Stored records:

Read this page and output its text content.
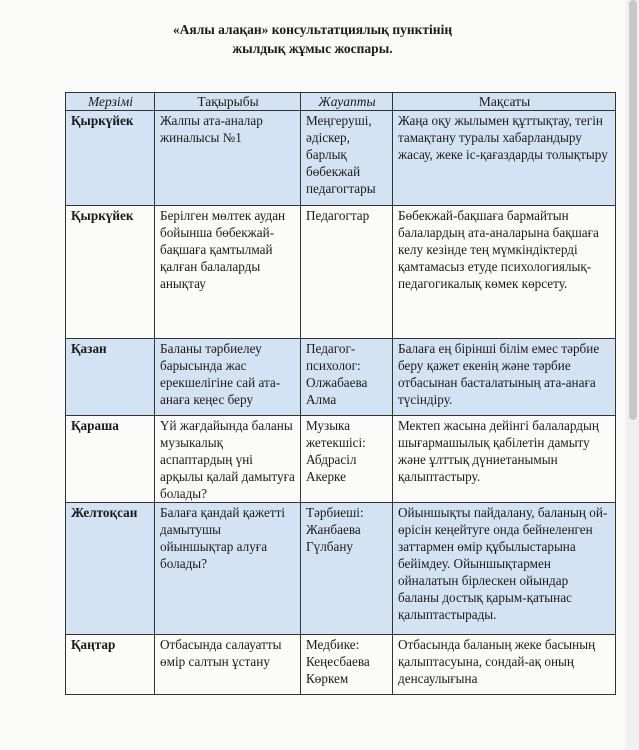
«Аялы алақан» консультатциялық пунктінің
жылдық жұмыс жоспары.
Мерзімі	Тақырыбы	Жауапты	Мақсаты
Қыркүйек	Жалпы ата-аналар жиналысы №1	Меңгеруші, әдіскер, барлық бөбекжай педагогтары	Жаңа оқу жылымен құттықтау, тегін тамақтану туралы хабарландыру жасау, жеке іс-қағаздарды толықтыру
Қыркүйек	Берілген мөлтек аудан бойынша бөбекжай-бақшаға қамтылмай қалған балаларды анықтау	Педагогтар	Бөбекжай-бақшаға бармайтын балалардың ата-аналарына бақшаға келу кезінде тең мүмкіндіктерді қамтамасыз етуде психологиялық-педагогикалық көмек көрсету.
Қазан	Баланы тәрбиелеу барысында жас ерекшелігіне сай ата-анаға кеңес беру	Педагог-психолог: Олжабаева Алма	Балаға ең бірінші білім емес тәрбие беру қажет екенің және тәрбие отбасынан басталатының ата-анаға түсіндіру.
Қараша	Үй жағдайында баланы музыкалық аспаптардың үні арқылы қалай дамытуға болады?	Музыка жетекшісі: Абдрасіл Акерке	Мектеп жасына дейінгі балалардың шығармашылық қабілетін дамыту және ұлттық дүниетанымын қалыптастыру.
Желтоқсан	Балаға қандай қажетті дамытушы ойыншықтар алуға болады?	Тәрбиеші: Жанбаева Гүлбану	Ойыншықты пайдалану, баланың ой-өрісін кеңейтуге онда бейнеленген заттармен өмір құбылыстарына бейімдеу. Ойыншықтармен ойналатын бірлескен ойындар баланы достық қарым-қатынас қалыптастырады.
Қаңтар	Отбасында салауатты өмір салтын ұстану	Медбике: Кеңесбаева Көркем	Отбасында баланың жеке басының қалыптасуына, сондай-ақ оның денсаулығына
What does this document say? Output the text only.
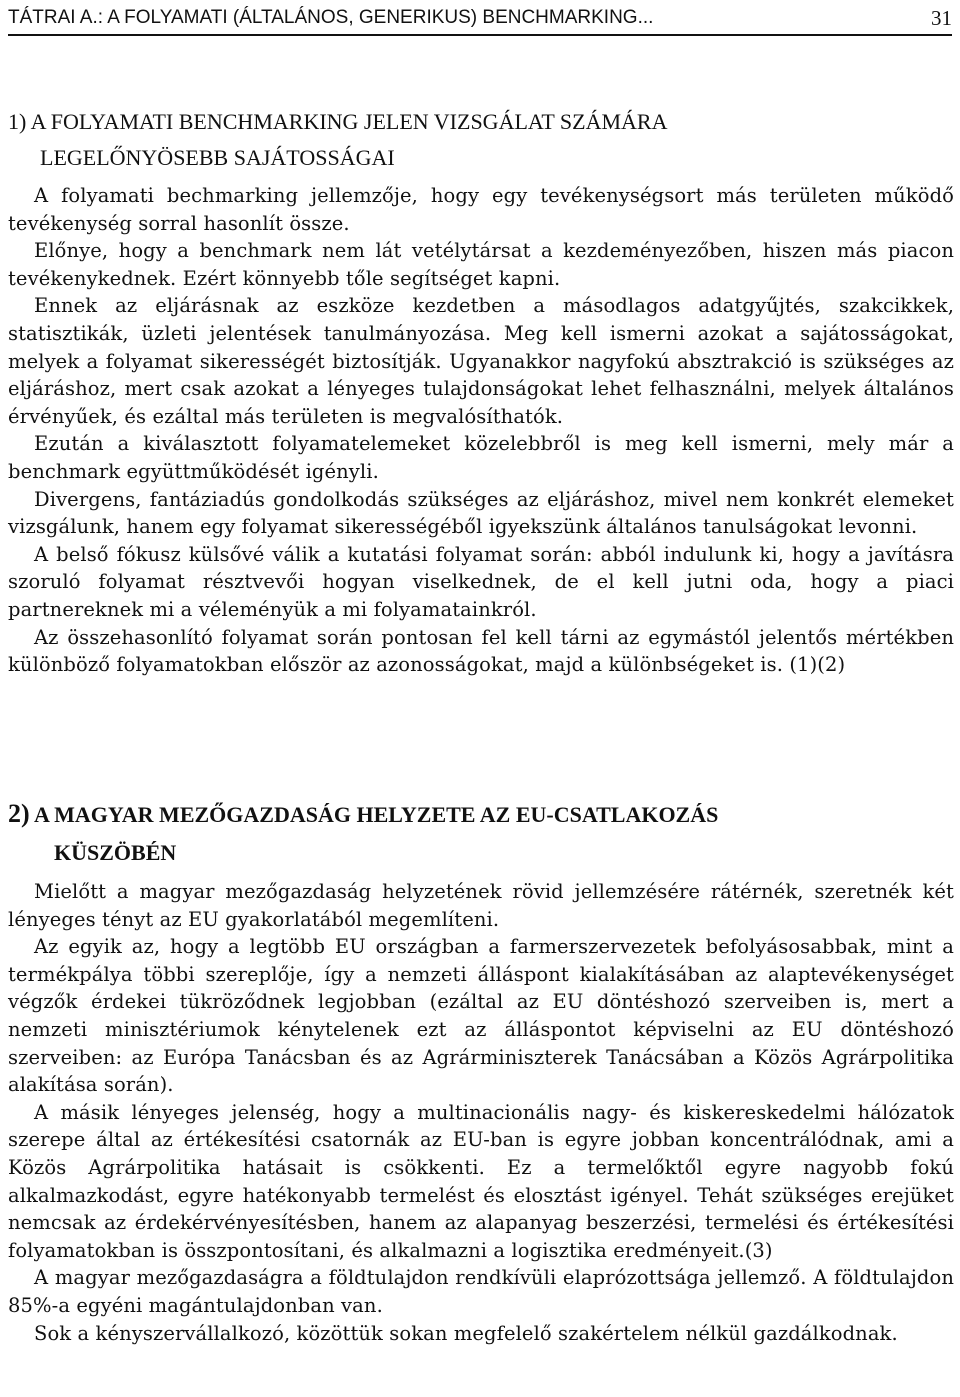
TÁTRAI A.: A FOLYAMATI (ÁLTALÁNOS, GENERIKUS) BENCHMARKING...	31
1) A FOLYAMATI BENCHMARKING JELEN VIZSGÁLAT SZÁMÁRA
LEGELŐNYÖSEBB SAJÁTOSSÁGAI

A folyamati bechmarking jellemzője, hogy egy tevékenységsort más területen működő tevékenység sorral hasonlít össze.

Előnye, hogy a benchmark nem lát vetélytársat a kezdeményezőben, hiszen más piacon tevékenykednek. Ezért könnyebb tőle segítséget kapni.

Ennek az eljárásnak az eszköze kezdetben a másodlagos adatgyűjtés, szakcikkek, statisztikák, üzleti jelentések tanulmányozása. Meg kell ismerni azokat a sajátosságokat, melyek a folyamat sikerességét biztosítják. Ugyanakkor nagyfokú absztrakció is szükséges az eljáráshoz, mert csak azokat a lényeges tulajdonságokat lehet felhasználni, melyek általános érvényűek, és ezáltal más területen is megvalósíthatók.

Ezután a kiválasztott folyamatelemeket közelebbről is meg kell ismerni, mely már a benchmark együttműködését igényli.

Divergens, fantáziadús gondolkodás szükséges az eljáráshoz, mivel nem konkrét elemeket vizsgálunk, hanem egy folyamat sikerességéből igyekszünk általános tanulságokat levonni.

A belső fókusz külsővé válik a kutatási folyamat során: abból indulunk ki, hogy a javításra szoruló folyamat résztvevői hogyan viselkednek, de el kell jutni oda, hogy a piaci partnereknek mi a véleményük a mi folyamatainkról.

Az összehasonlító folyamat során pontosan fel kell tárni az egymástól jelentős mértékben különböző folyamatokban először az azonosságokat, majd a különbségeket is. (1)(2)

2) A MAGYAR MEZŐGAZDASÁG HELYZETE AZ EU-CSATLAKOZÁS
KÜSZÖBÉN

Mielőtt a magyar mezőgazdaság helyzetének rövid jellemzésére rátérnék, szeretnék két lényeges tényt az EU gyakorlatából megemlíteni.

Az egyik az, hogy a legtöbb EU országban a farmerszervezetek befolyásosabbak, mint a termékpálya többi szereplője, így a nemzeti álláspont kialakításában az alaptevékenységet végzők érdekei tükröződnek legjobban (ezáltal az EU döntéshozó szerveiben is, mert a nemzeti minisztériumok kénytelenek ezt az álláspontot képviselni az EU döntéshozó szerveiben: az Európa Tanácsban és az Agrárminiszterek Tanácsában a Közös Agrárpolitika alakítása során).

A másik lényeges jelenség, hogy a multinacionális nagy- és kiskereskedelmi hálózatok szerepe által az értékesítési csatornák az EU-ban is egyre jobban koncentrálódnak, ami a Közös Agrárpolitika hatásait is csökkenti. Ez a termelőktől egyre nagyobb fokú alkalmazkodást, egyre hatékonyabb termelést és elosztást igényel. Tehát szükséges erejüket nemcsak az érdekérvényesítésben, hanem az alapanyag beszerzési, termelési és értékesítési folyamatokban is összpontosítani, és alkalmazni a logisztika eredményeit.(3)

A magyar mezőgazdaságra a földtulajdon rendkívüli elaprózottsága jellemző. A földtulajdon 85%-a egyéni magántulajdonban van.

Sok a kényszervállalkozó, közöttük sokan megfelelő szakértelem nélkül gazdálkodnak.
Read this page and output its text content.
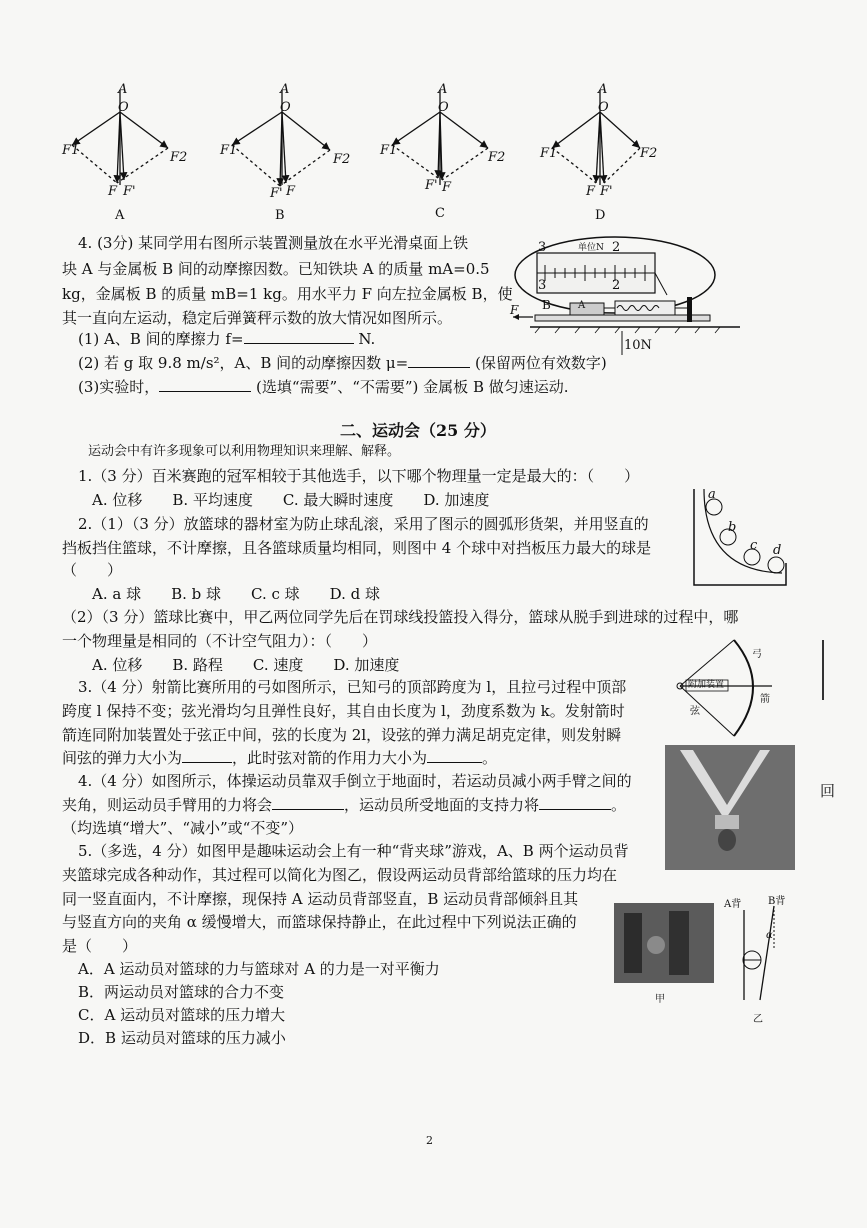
A
O
F1	F2
F F'
A
A
O
F1
F2
F' F
B
A
O
F1	F2
F' F
C
A
O
F1	F2
F F'
D
4. (3分) 某同学用右图所示装置测量放在水平光滑桌面上铁
块 A 与金属板 B 间的动摩擦因数。已知铁块 A 的质量 mA=0.5
kg，金属板 B 的质量 mB=1 kg。用水平力 F 向左拉金属板 B，使
其一直向左运动，稳定后弹簧秤示数的放大情况如图所示。
(1) A、B 间的摩擦力 f=	N.
(2) 若 g 取 9.8 m/s²，A、B 间的动摩擦因数 μ=	(保留两位有效数字)
(3)实验时，	(选填“需要”、“不需要”) 金属板 B 做匀速运动.
3	2
单位N
3	2
B	A
F
10N
二、运动会（25 分）
运动会中有许多现象可以利用物理知识来理解、解释。
1.（3 分）百米赛跑的冠军相较于其他选手，以下哪个物理量一定是最大的：（　　）
A. 位移　　B. 平均速度　　C. 最大瞬时速度　　D. 加速度
2.（1）（3 分）放篮球的器材室为防止球乱滚，采用了图示的圆弧形货架，并用竖直的
挡板挡住篮球，不计摩擦，且各篮球质量均相同，则图中 4 个球中对挡板压力最大的球是
（　　）
A. a 球　　B. b 球　　C. c 球　　D. d 球
a
b
c d
（2）（3 分）篮球比赛中，甲乙两位同学先后在罚球线投篮投入得分，篮球从脱手到进球的过程中，哪
一个物理量是相同的（不计空气阻力）：（　　）
A. 位移　　B. 路程　　C. 速度　　D. 加速度
3.（4 分）射箭比赛所用的弓如图所示，已知弓的顶部跨度为 l，且拉弓过程中顶部
跨度 l 保持不变；弦光滑均匀且弹性良好，其自由长度为 l，劲度系数为 k。发射箭时
箭连同附加装置处于弦正中间，弦的长度为 2l，设弦的弹力满足胡克定律，则发射瞬
间弦的弹力大小为	，此时弦对箭的作用力大小为	。
弓
附加装置
弦
箭
4.（4 分）如图所示，体操运动员靠双手倒立于地面时，若运动员减小两手臂之间的
夹角，则运动员手臂用的力将会	，运动员所受地面的支持力将	。
（均选填“增大”、“减小”或“不变”）
5.（多选，4 分）如图甲是趣味运动会上有一种“背夹球”游戏，A、B 两个运动员背
夹篮球完成各种动作，其过程可以简化为图乙，假设两运动员背部给篮球的压力均在
同一竖直面内，不计摩擦，现保持 A 运动员背部竖直，B 运动员背部倾斜且其
与竖直方向的夹角 α 缓慢增大，而篮球保持静止，在此过程中下列说法正确的
是（　　）
A．A 运动员对篮球的力与篮球对 A 的力是一对平衡力
B．两运动员对篮球的合力不变
C．A 运动员对篮球的压力增大
D．B 运动员对篮球的压力减小
A背	B背
α
甲
乙
回
2
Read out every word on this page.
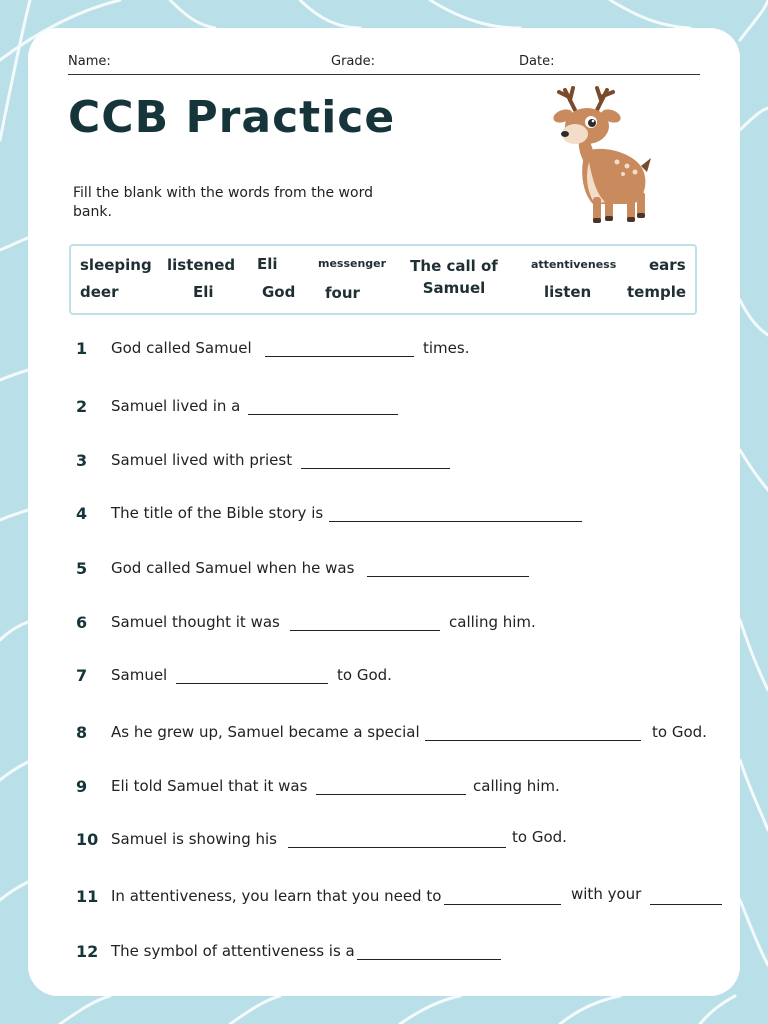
Name:	Grade:	Date:
CCB Practice
Fill the blank with the words from the word bank.
sleeping listened Eli	messenger The call of Samuel
attentiveness ears
deer	Eli	God four	listen temple
1 God called Samuel	times.
2 Samuel lived in a
3 Samuel lived with priest
4 The title of the Bible story is
5 God called Samuel when he was
6 Samuel thought it was	calling him.
7 Samuel	to God.
8 As he grew up, Samuel became a special	to God.
9 Eli told Samuel that it was	calling him.
10 Samuel is showing his	to God.
11 In attentiveness, you learn that you need to	with your
12 The symbol of attentiveness is a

_Requirements:_ Look through the entries and find each line that has the string "BENCHMARKING". Copy those lines.

_Worked solution:_
TÁTRAI A.: A FOLYAMATI (ÁLTALÁNOS, GENERIKUS) BENCHMARKING...	31
1) A FOLYAMATI BENCHMARKING JELEN VIZSGÁLAT SZÁMÁRA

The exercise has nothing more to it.